Search the data for the string "preveriti" and gather each line it is in.

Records
....
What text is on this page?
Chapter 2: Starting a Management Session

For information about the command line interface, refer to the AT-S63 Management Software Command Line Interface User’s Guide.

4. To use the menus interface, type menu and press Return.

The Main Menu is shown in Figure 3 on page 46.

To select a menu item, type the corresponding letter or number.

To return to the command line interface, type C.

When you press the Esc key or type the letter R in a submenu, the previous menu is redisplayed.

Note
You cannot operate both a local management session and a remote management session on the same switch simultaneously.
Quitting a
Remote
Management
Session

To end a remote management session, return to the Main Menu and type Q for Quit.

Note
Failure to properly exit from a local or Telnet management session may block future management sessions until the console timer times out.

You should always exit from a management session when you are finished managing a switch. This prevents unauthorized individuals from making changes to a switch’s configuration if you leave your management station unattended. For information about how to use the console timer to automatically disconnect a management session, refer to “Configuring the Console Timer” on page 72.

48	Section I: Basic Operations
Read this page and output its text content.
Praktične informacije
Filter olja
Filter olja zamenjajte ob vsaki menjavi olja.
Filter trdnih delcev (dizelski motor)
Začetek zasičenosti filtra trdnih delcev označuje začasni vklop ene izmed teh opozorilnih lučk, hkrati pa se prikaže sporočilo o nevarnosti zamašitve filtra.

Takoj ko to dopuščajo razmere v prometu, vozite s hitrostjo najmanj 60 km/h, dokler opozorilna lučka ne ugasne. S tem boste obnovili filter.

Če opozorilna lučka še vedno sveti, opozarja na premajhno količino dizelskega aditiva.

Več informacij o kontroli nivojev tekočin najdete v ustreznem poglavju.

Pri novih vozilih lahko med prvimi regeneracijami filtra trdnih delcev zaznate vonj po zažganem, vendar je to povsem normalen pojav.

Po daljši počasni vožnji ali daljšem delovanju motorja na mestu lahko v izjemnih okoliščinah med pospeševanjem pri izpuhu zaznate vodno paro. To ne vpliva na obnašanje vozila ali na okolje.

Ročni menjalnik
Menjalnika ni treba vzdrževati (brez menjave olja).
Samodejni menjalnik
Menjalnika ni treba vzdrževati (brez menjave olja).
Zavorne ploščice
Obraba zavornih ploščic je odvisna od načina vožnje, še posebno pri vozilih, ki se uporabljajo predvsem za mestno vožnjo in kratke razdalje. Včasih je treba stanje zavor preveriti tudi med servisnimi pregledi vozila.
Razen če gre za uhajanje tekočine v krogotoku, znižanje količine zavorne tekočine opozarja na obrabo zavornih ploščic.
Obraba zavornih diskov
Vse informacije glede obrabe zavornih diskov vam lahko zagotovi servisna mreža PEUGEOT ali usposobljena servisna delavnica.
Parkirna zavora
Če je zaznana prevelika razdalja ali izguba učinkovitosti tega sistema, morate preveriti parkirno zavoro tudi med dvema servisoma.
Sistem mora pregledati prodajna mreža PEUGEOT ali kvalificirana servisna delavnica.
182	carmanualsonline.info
....
* _Response below_:
Obraba zavornih ploščic je odvisna od načina vožnje, še posebno pri vozilih, ki se uporabljajo predvsem za mestno vožnjo in kratke razdalje. Včasih je treba stanje zavor preveriti tudi med servisnimi pregledi vozila.
Če je zaznana prevelika razdalja ali izguba učinkovitosti tega sistema, morate preveriti parkirno zavoro tudi med dvema servisoma.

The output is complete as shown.